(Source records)
○ ○ ○
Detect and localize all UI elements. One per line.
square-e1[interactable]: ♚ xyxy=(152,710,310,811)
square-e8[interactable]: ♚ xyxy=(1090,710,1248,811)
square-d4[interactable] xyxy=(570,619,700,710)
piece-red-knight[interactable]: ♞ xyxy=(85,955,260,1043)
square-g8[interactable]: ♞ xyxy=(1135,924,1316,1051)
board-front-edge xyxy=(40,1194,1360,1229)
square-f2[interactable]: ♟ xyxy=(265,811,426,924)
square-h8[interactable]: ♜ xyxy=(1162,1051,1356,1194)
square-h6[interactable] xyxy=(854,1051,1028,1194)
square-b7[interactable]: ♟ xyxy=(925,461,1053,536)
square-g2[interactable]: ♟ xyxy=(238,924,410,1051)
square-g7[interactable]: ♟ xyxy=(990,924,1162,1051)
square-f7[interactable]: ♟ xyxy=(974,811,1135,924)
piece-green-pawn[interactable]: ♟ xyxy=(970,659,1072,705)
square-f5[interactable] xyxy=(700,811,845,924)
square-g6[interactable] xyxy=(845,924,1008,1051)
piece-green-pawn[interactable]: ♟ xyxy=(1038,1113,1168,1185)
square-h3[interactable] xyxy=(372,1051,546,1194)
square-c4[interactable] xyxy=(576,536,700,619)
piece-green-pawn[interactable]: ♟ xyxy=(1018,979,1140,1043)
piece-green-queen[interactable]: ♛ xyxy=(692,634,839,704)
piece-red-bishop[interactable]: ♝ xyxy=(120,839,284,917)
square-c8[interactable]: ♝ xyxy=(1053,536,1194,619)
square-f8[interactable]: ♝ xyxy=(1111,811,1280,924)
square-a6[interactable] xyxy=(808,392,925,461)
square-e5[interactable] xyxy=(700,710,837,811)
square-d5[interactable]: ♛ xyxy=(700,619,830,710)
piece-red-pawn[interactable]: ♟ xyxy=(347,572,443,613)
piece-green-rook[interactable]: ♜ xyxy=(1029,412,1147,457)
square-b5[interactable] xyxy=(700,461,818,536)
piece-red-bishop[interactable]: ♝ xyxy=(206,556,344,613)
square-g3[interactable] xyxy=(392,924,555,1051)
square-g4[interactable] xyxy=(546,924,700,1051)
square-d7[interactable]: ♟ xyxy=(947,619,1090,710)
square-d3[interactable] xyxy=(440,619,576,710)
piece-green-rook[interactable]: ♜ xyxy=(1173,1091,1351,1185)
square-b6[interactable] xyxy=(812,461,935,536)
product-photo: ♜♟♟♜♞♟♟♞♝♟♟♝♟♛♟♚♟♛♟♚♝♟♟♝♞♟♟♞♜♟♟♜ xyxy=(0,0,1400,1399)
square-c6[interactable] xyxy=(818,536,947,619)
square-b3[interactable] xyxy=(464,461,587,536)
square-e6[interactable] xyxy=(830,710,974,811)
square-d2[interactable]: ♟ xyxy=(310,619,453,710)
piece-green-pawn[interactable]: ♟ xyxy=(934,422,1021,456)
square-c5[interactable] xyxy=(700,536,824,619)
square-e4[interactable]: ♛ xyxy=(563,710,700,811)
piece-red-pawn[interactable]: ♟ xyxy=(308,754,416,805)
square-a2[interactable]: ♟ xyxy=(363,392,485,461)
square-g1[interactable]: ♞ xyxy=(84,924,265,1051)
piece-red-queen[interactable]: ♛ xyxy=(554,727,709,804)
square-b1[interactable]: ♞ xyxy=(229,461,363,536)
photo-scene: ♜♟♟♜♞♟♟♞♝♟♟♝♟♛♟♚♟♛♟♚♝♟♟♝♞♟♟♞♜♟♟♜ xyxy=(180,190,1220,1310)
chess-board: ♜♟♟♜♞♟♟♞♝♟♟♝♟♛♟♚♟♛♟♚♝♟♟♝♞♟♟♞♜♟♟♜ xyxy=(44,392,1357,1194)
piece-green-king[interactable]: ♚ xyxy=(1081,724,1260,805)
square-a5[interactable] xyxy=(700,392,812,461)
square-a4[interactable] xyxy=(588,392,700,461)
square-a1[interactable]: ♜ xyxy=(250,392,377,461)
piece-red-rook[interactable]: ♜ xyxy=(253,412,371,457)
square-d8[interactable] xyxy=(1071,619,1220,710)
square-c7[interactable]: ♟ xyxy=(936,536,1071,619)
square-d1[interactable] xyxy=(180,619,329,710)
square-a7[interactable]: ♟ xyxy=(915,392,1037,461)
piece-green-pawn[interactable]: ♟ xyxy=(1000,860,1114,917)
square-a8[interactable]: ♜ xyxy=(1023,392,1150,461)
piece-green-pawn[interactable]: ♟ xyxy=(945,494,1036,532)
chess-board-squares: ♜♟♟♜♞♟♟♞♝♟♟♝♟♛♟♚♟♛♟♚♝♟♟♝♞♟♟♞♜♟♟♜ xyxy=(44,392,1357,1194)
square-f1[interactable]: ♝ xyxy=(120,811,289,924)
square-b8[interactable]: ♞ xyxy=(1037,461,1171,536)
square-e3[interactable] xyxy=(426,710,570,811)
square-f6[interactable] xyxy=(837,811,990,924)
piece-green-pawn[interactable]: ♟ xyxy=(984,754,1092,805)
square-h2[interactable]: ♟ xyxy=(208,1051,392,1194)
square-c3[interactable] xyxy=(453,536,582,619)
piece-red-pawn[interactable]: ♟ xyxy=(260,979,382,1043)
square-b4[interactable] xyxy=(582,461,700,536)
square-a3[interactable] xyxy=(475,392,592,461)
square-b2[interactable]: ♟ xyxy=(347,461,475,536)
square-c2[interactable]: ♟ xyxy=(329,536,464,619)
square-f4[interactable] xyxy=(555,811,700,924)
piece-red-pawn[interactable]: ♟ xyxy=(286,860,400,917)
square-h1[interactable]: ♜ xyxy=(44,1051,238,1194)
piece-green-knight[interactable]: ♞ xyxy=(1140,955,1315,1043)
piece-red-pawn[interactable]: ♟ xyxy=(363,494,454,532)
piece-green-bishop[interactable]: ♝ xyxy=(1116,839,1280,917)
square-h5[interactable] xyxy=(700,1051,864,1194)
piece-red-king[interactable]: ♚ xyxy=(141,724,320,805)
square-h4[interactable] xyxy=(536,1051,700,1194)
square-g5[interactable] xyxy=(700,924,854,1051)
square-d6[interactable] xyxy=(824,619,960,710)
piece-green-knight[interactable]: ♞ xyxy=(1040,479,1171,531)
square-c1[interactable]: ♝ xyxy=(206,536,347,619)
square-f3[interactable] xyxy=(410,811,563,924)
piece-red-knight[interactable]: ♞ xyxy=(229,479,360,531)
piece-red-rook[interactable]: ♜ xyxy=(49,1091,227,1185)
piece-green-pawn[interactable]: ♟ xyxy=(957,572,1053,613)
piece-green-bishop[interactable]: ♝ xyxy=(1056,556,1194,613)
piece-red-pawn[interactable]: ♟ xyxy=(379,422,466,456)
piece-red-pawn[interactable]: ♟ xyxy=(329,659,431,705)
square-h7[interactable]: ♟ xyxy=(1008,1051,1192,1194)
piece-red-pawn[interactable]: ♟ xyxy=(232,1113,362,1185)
○ ○ ○
**WHAT YOU WILL DO**
Select every line above that contains the string "chess", and copy each one in full. Case counts when matching.

**RESULT**
chess-board: ♜♟♟♜♞♟♟♞♝♟♟♝♟♛♟♚♟♛♟♚♝♟♟♝♞♟♟♞♜♟♟♜ xyxy=(44,392,1357,1194)
chess-board-squares: ♜♟♟♜♞♟♟♞♝♟♟♝♟♛♟♚♟♛♟♚♝♟♟♝♞♟♟♞♜♟♟♜ xyxy=(44,392,1357,1194)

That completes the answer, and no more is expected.